Short exercise:
Pull every line containing the word "从右边起" from the records.

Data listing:

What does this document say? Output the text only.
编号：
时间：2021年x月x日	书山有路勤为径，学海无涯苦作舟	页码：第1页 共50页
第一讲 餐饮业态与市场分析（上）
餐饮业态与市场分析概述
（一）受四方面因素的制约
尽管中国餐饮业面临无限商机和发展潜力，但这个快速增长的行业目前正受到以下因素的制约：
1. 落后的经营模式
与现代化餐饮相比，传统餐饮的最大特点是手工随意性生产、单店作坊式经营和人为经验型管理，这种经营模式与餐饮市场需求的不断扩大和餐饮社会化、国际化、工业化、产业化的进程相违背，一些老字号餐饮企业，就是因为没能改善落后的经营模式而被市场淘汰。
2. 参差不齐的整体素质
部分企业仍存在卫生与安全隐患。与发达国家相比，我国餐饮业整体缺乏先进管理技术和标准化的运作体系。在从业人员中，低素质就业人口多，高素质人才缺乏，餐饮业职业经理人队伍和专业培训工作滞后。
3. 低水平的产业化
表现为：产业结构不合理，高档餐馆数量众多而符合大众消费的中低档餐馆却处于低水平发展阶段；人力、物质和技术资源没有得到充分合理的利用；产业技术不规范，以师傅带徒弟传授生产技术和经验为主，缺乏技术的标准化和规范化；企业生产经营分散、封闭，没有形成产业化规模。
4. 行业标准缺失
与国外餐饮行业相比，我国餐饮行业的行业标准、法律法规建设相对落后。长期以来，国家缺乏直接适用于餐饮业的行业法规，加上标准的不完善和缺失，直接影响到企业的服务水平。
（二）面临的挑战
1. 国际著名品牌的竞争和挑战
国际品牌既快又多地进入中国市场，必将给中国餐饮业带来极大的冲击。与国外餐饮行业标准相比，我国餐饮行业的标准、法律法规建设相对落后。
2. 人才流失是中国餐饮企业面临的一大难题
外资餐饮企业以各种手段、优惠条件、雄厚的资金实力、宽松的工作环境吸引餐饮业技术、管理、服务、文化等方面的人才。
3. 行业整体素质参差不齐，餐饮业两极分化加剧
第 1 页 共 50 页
* * *
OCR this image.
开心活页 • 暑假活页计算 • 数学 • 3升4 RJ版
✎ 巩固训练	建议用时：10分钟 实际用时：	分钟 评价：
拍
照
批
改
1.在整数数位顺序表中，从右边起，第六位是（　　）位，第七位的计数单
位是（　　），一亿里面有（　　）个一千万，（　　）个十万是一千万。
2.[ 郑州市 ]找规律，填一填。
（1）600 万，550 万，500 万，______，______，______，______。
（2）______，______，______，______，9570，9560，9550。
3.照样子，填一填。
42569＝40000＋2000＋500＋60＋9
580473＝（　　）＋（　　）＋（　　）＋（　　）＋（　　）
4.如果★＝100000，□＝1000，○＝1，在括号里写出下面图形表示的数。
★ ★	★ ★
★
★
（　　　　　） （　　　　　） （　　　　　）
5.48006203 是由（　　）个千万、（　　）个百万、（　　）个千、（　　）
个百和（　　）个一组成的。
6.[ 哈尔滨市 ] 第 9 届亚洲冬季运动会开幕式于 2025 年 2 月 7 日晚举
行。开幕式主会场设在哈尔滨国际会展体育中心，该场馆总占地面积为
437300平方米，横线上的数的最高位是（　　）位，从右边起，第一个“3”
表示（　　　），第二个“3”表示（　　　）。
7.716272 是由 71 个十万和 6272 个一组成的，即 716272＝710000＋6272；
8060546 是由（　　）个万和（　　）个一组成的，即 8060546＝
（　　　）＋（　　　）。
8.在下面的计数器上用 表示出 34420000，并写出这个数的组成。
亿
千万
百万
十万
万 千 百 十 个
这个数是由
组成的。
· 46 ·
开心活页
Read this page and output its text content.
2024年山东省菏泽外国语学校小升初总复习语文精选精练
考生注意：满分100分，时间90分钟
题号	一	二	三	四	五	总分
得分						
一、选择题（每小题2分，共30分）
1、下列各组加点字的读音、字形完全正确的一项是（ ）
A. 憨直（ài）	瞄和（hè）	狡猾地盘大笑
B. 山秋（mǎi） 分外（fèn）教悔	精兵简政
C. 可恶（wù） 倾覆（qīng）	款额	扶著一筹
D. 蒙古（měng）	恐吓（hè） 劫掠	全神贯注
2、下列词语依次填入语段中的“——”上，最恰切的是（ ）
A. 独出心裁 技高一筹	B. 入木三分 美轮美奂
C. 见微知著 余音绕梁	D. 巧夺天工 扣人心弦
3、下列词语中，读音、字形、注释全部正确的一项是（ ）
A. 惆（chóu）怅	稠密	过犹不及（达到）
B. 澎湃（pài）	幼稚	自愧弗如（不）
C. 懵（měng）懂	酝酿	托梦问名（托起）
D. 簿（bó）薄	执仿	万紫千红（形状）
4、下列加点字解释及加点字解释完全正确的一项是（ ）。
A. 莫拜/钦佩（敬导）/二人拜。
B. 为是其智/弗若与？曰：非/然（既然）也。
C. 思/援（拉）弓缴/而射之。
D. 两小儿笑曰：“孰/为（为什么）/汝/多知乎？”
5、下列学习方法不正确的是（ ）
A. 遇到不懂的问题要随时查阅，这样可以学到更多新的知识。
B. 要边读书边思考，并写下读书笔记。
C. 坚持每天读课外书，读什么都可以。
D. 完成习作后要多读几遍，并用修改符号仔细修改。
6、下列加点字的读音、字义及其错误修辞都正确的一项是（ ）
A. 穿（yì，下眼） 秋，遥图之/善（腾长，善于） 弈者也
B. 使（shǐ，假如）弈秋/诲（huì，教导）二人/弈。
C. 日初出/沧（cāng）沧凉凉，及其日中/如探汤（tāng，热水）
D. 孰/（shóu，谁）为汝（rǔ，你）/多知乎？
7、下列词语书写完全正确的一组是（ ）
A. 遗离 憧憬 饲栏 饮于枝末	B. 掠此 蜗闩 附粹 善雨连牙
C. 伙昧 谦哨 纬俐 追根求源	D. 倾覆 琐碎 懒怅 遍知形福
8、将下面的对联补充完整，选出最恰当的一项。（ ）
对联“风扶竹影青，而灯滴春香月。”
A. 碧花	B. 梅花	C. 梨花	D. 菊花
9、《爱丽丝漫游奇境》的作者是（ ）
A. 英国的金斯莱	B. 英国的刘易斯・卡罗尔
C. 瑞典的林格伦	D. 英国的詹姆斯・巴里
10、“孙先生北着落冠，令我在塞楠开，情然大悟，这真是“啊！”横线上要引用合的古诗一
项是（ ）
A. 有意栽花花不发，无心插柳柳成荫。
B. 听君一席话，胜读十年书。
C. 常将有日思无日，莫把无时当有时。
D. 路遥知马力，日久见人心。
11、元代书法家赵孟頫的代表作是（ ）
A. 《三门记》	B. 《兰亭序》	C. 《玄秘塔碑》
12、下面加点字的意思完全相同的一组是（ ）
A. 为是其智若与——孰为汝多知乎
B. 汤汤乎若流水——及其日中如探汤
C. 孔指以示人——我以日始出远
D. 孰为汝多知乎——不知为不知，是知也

Full response:
1.在整数数位顺序表中，从右边起，第六位是（　　）位，第七位的计数单
437300平方米，横线上的数的最高位是（　　）位，从右边起，第一个“3”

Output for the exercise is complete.